- SUPPLIED MATERIAL:
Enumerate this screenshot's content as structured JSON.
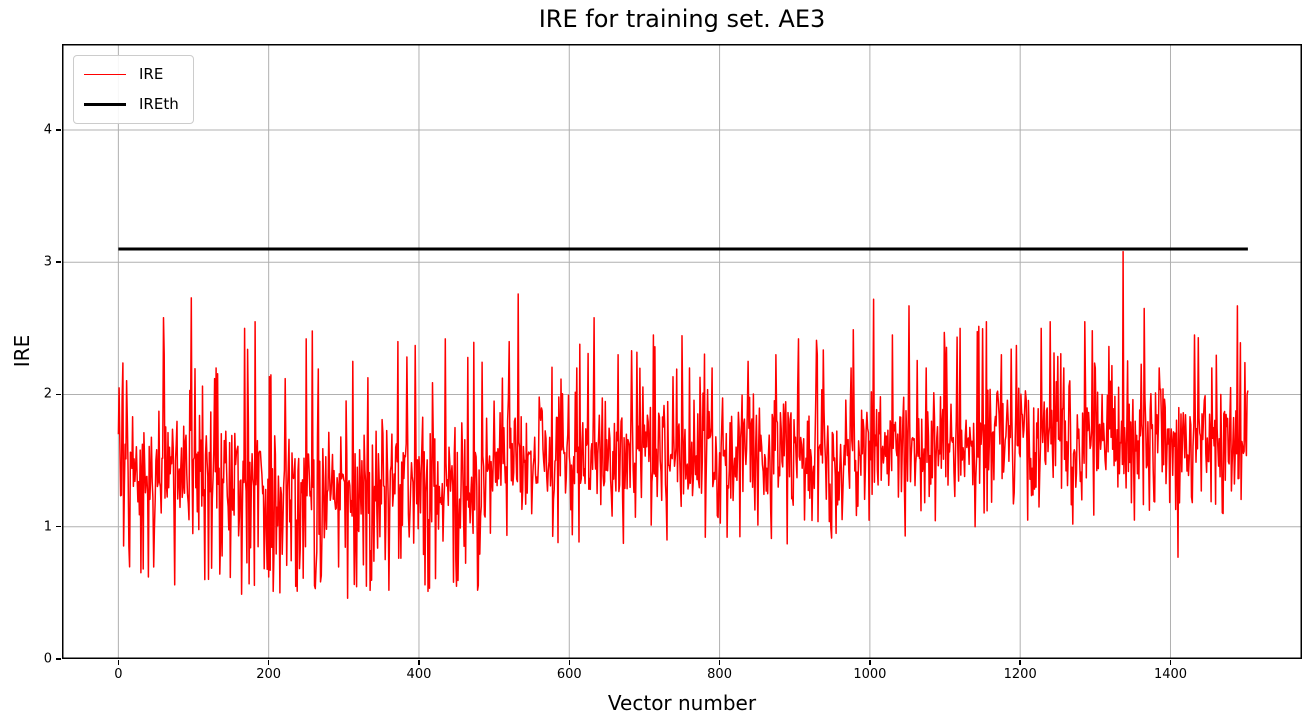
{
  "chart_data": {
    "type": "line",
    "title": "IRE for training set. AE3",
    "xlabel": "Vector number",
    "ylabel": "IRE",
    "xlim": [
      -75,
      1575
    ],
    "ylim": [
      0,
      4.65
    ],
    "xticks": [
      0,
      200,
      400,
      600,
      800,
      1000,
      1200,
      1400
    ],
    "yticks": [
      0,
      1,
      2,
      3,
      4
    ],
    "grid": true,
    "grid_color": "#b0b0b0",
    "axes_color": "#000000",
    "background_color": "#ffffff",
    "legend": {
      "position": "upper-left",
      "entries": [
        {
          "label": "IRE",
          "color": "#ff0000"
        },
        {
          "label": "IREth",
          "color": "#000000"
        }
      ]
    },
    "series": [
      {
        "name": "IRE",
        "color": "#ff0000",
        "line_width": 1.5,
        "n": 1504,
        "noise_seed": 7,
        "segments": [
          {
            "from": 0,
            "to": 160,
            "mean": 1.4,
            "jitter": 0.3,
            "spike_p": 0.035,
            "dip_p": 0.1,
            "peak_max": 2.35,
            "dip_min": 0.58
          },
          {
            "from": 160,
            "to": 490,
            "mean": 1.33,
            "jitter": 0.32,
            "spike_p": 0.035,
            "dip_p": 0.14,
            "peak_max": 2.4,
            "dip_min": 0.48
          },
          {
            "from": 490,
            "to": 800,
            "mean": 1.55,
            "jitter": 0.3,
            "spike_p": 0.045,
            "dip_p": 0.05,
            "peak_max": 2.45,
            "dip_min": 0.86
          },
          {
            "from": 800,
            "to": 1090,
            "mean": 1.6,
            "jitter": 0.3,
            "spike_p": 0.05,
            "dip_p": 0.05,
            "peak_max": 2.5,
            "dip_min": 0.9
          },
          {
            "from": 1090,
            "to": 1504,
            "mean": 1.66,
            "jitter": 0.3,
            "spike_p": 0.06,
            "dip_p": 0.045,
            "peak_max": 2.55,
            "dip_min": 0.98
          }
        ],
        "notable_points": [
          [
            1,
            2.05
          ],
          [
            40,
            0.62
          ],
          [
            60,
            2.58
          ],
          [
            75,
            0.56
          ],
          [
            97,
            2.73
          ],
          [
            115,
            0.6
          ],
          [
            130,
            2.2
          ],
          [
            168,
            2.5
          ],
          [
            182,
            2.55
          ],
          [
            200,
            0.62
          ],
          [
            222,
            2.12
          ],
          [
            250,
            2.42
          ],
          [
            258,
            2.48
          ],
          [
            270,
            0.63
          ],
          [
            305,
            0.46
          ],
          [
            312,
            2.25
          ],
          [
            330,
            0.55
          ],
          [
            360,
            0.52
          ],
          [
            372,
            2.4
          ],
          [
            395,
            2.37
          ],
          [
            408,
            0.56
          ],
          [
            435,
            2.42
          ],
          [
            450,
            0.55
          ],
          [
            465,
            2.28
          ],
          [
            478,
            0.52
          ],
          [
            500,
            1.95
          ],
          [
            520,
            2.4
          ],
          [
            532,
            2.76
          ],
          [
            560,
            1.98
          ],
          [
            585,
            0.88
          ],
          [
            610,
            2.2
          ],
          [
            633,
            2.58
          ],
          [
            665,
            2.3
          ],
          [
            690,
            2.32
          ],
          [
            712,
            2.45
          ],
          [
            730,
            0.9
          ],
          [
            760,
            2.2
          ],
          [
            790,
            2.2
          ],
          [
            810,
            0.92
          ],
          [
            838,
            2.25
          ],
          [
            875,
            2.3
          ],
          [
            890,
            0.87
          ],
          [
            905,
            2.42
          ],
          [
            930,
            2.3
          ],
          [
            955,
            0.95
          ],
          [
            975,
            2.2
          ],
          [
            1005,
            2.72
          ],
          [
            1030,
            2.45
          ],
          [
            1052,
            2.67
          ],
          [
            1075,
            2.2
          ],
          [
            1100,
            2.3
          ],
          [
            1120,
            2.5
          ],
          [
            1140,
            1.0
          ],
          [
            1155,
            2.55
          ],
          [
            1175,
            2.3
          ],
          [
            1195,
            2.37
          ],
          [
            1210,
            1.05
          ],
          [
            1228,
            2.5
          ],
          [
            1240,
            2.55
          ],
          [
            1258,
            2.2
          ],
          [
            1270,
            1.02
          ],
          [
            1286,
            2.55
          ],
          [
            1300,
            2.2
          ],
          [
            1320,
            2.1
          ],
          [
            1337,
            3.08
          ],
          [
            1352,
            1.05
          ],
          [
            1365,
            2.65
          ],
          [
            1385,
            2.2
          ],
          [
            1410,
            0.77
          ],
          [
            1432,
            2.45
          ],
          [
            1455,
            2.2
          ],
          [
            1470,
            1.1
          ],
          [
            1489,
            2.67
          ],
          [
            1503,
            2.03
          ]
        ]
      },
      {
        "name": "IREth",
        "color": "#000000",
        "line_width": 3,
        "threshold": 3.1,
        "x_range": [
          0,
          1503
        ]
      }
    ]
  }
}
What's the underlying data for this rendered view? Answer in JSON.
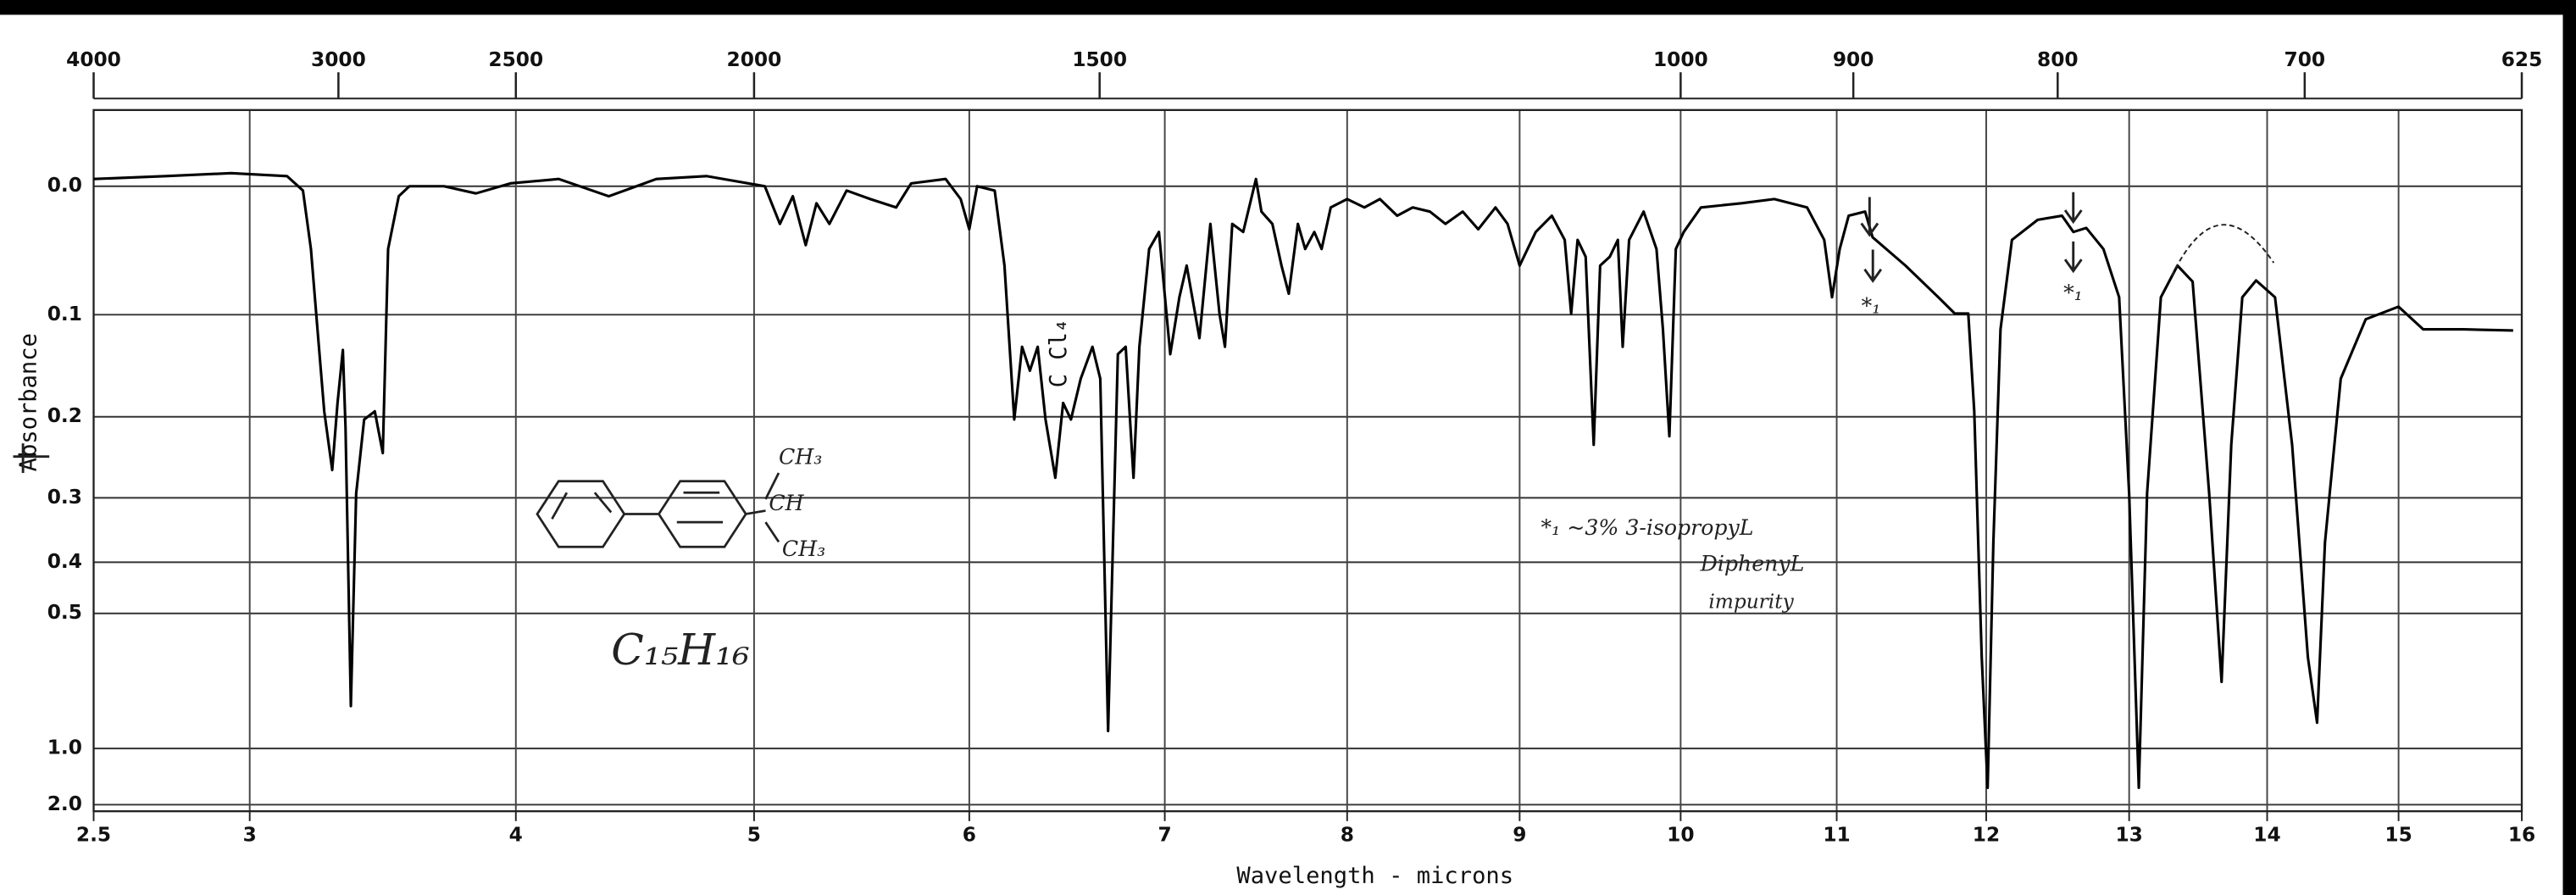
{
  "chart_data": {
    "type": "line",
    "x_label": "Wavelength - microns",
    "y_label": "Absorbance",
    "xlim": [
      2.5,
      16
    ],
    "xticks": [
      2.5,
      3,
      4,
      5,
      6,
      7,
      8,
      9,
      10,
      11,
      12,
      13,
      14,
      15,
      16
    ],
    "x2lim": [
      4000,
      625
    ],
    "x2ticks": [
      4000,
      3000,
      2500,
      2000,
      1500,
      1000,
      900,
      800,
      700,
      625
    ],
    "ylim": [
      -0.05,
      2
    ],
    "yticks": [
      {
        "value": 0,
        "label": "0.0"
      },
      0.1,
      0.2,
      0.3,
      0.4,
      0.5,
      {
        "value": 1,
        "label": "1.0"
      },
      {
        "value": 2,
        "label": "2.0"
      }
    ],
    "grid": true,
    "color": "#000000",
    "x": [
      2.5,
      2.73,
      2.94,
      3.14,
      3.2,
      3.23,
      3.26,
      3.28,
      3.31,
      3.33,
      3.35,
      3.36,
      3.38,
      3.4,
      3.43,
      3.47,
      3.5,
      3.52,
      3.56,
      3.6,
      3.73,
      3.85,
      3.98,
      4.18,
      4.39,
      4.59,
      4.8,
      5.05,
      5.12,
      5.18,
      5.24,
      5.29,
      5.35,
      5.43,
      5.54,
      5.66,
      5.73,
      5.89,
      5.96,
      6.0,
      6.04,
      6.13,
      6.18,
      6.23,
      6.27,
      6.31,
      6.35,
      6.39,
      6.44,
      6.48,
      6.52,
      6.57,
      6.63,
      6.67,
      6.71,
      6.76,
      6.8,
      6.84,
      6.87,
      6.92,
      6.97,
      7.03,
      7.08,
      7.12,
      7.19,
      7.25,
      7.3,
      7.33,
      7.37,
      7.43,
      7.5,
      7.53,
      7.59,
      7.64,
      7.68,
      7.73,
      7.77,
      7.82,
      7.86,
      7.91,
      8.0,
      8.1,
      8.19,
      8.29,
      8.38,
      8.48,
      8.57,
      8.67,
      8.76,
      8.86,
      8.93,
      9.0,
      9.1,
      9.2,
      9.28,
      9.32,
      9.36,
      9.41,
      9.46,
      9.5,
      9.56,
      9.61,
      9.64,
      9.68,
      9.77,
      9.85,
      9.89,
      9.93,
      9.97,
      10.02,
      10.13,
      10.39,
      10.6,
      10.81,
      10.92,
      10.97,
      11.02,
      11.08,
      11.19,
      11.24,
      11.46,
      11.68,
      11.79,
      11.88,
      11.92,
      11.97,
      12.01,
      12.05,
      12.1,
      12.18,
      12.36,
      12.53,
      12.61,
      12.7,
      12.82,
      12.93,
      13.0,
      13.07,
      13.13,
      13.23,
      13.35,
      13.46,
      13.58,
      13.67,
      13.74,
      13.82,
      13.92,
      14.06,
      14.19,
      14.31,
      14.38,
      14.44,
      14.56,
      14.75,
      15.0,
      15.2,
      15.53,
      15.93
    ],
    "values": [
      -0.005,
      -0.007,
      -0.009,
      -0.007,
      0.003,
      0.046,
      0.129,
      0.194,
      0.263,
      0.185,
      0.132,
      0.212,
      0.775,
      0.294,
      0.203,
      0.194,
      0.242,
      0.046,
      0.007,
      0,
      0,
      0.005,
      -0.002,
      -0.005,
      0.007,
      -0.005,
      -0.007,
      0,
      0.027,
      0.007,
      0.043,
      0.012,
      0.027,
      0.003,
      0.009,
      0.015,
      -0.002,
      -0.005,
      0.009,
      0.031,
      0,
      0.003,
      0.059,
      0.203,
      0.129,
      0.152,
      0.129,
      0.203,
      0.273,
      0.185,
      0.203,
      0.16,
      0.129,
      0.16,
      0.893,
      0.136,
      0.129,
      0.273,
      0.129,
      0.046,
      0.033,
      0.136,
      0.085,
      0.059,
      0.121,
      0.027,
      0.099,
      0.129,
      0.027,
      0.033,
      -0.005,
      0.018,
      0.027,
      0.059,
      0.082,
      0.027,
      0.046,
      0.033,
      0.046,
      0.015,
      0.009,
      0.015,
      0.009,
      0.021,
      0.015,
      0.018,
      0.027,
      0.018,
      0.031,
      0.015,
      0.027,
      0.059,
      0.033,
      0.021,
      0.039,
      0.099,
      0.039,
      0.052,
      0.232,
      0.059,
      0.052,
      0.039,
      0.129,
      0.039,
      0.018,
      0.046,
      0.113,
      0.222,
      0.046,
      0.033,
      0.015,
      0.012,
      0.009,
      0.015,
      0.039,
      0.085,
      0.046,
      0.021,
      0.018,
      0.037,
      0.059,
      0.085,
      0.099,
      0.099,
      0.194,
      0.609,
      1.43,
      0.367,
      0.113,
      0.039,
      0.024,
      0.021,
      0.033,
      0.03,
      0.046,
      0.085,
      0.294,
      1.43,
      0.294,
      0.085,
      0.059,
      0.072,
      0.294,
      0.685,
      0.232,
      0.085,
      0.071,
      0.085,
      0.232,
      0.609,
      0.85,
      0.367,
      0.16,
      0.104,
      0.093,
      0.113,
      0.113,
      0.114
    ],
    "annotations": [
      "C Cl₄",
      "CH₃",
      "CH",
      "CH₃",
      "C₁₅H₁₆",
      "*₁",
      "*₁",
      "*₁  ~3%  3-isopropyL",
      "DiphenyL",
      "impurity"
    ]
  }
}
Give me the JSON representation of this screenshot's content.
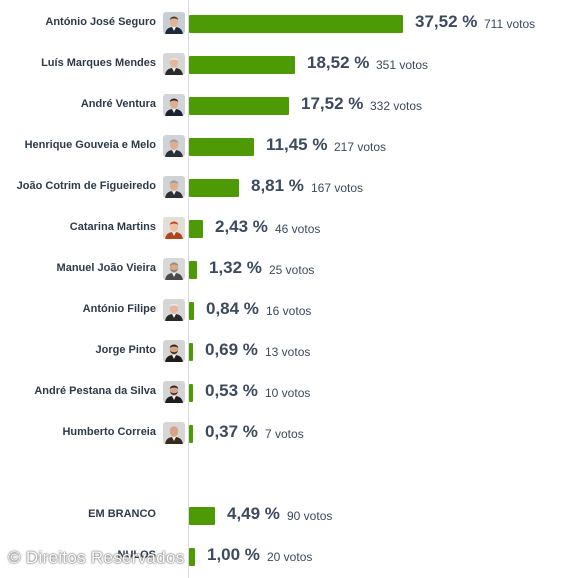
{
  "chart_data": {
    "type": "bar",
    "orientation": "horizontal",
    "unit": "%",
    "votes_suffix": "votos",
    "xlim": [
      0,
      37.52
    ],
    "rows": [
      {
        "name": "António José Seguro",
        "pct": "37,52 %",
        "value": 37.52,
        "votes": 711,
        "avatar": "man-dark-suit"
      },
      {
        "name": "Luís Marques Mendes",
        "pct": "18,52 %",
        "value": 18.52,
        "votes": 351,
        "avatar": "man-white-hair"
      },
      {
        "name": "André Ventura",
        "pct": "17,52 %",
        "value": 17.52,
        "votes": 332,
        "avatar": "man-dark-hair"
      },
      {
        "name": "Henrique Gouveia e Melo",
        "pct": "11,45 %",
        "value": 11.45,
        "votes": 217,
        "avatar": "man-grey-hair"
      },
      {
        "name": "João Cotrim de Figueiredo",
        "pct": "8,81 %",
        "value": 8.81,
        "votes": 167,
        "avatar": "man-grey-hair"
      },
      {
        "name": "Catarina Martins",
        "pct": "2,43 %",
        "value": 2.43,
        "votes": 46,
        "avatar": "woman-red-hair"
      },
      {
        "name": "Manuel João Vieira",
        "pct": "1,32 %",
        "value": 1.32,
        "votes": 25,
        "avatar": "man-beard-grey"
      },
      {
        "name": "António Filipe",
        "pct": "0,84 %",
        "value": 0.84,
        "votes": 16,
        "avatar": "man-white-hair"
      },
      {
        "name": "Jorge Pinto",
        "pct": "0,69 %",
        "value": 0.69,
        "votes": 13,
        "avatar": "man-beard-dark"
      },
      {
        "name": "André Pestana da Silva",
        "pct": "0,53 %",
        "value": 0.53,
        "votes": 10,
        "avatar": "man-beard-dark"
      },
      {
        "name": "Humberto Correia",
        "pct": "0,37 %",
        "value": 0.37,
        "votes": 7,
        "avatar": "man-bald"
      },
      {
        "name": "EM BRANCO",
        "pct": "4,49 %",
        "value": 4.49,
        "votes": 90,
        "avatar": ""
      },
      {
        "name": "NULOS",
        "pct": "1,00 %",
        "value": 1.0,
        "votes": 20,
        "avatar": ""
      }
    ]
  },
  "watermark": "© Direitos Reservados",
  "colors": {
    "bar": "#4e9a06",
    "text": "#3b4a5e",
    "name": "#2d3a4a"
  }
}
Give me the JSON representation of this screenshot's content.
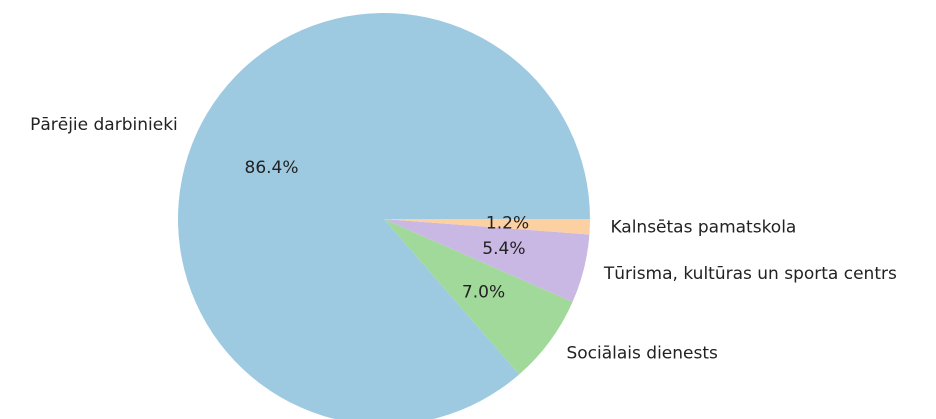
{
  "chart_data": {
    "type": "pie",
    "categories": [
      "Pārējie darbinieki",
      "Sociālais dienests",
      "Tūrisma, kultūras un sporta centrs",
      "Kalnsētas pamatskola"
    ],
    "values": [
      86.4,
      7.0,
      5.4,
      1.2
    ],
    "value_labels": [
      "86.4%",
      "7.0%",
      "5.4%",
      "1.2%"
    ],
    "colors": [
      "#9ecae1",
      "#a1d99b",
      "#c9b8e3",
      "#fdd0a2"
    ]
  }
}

- SHORT EXERCISE:
Report every line in the data above in which the word "dark" appears.

- CORRECT OUTPUT:
        "avatar": "man-dark-suit"
        "avatar": "man-dark-hair"
        "avatar": "man-beard-dark"
        "avatar": "man-beard-dark"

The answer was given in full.